- [To do]: Could you repeat, exactly as they stand, the lines between the one with "Read all visible content and emit it as JSON." and the one with "Read all visible text", inclusive, minus the pictures?

- [Entries with figure data]:
____________

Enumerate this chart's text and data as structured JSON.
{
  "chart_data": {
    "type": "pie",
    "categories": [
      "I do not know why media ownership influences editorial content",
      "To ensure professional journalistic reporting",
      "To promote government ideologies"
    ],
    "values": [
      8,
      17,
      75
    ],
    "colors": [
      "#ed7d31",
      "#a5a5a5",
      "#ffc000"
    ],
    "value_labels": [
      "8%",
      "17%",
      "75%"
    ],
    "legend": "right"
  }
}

____________

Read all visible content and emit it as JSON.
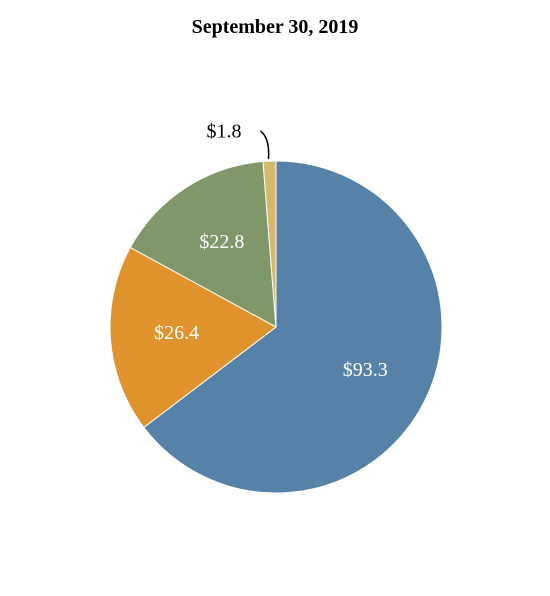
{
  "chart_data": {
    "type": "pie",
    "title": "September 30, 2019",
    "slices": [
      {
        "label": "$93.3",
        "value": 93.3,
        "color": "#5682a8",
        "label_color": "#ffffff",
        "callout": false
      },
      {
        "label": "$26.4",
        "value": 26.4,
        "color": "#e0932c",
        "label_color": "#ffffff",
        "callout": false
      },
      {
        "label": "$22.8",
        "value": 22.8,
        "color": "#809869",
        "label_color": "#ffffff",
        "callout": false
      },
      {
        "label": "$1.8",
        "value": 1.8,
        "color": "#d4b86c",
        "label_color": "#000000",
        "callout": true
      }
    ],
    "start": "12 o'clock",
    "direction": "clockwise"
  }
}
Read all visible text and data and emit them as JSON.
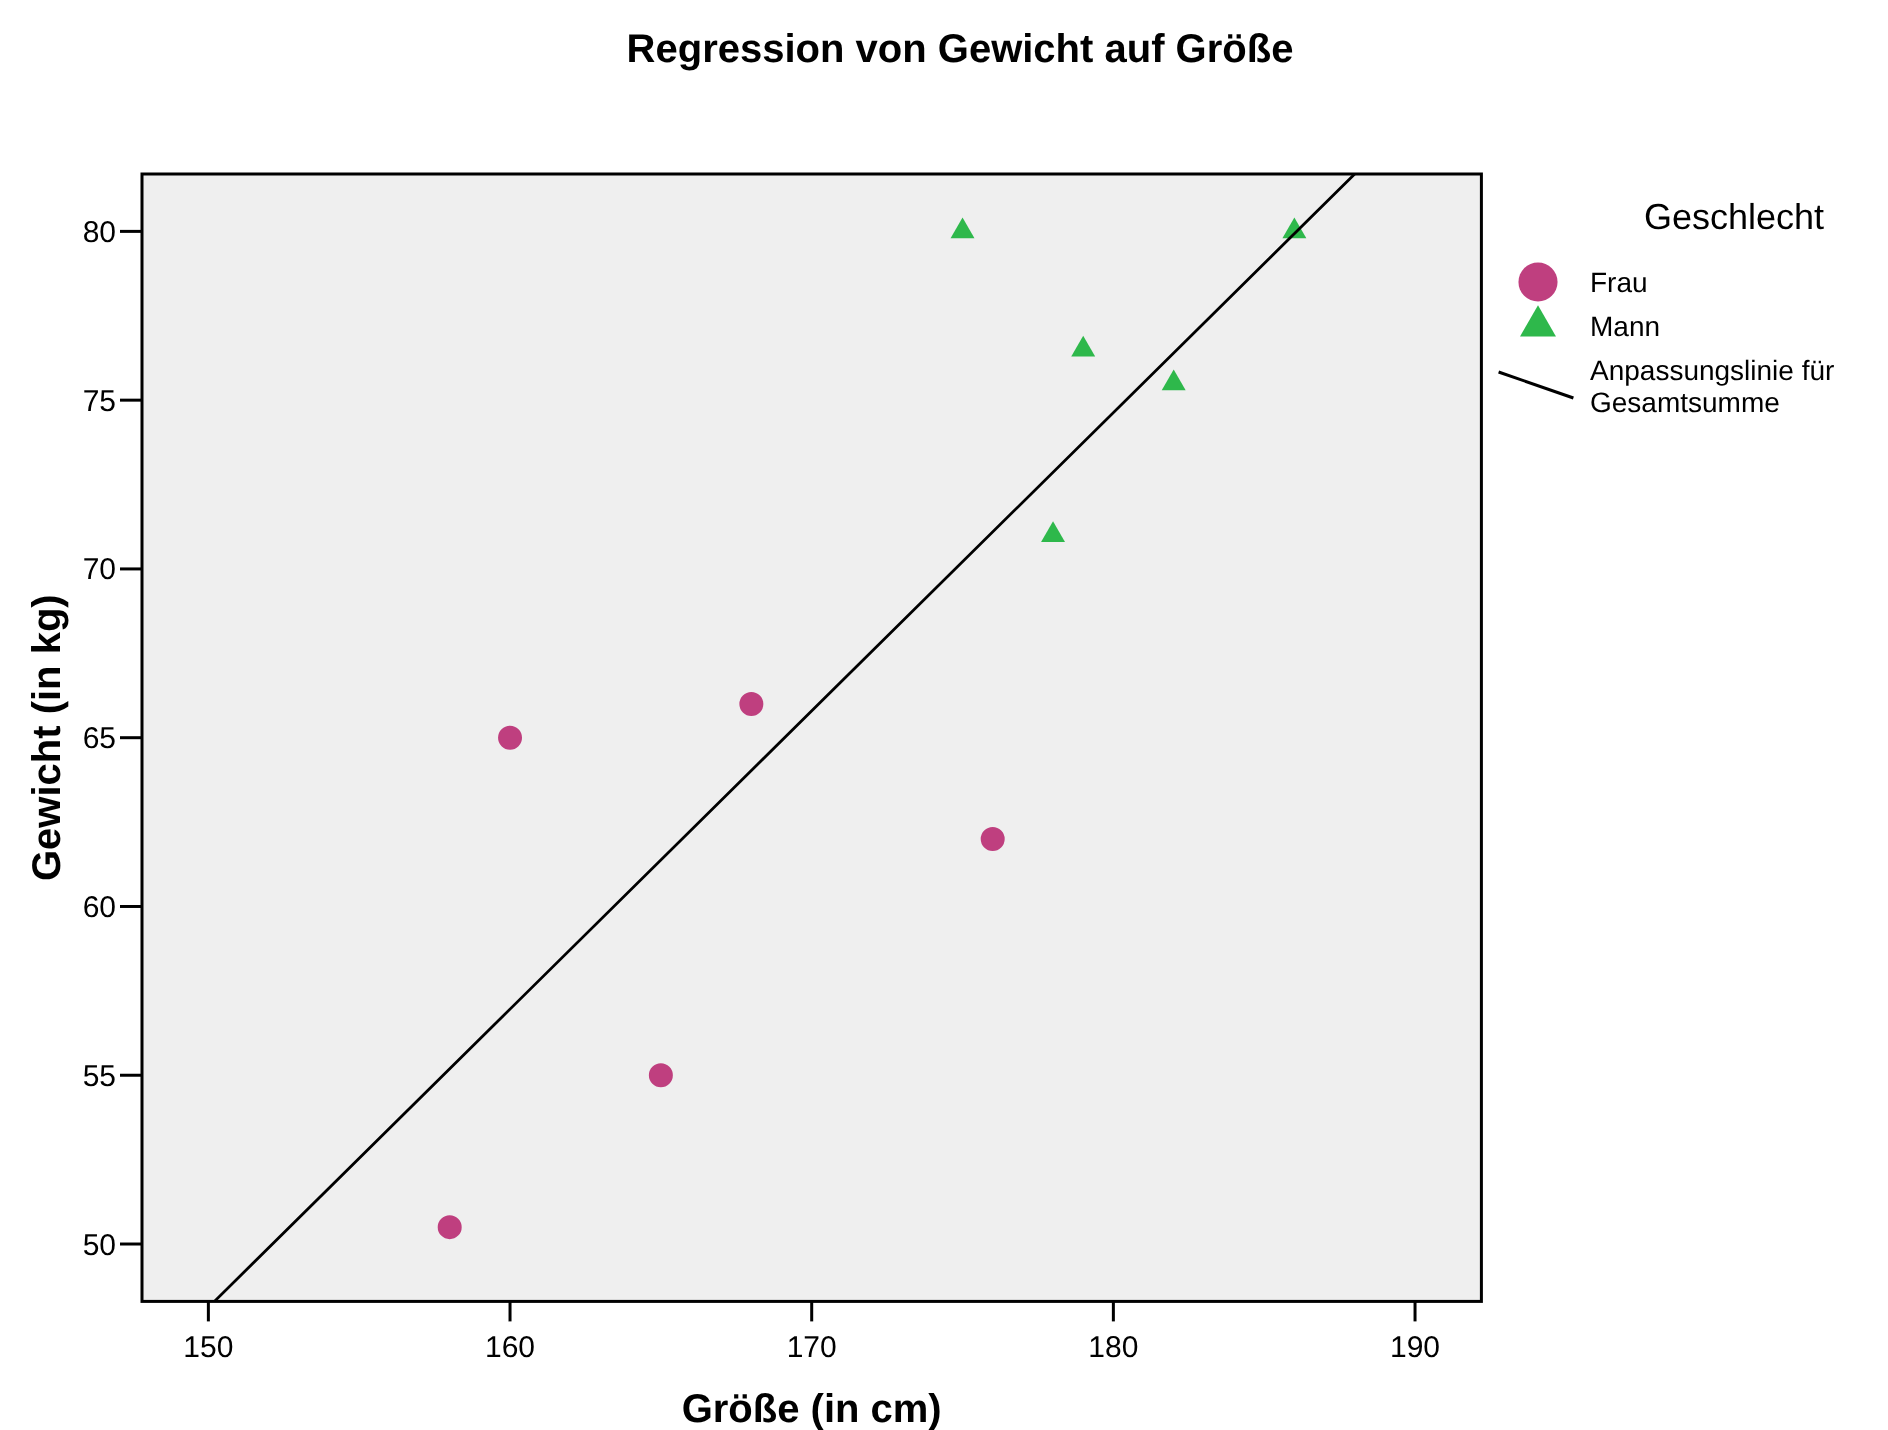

____________

- [Final result]:
Read all visible content and emit it as JSON.
{
  "chart_data": {
    "type": "pie",
    "title": "September 30, 2019",
    "slices": [
      {
        "label": "$93.3",
        "value": 93.3,
        "color": "#5682a8",
        "label_color": "#ffffff",
        "callout": false
      },
      {
        "label": "$26.4",
        "value": 26.4,
        "color": "#e0932c",
        "label_color": "#ffffff",
        "callout": false
      },
      {
        "label": "$22.8",
        "value": 22.8,
        "color": "#809869",
        "label_color": "#ffffff",
        "callout": false
      },
      {
        "label": "$1.8",
        "value": 1.8,
        "color": "#d4b86c",
        "label_color": "#000000",
        "callout": true
      }
    ],
    "start": "12 o'clock",
    "direction": "clockwise"
  }
}
Read all visible text and data and emit them as JSON.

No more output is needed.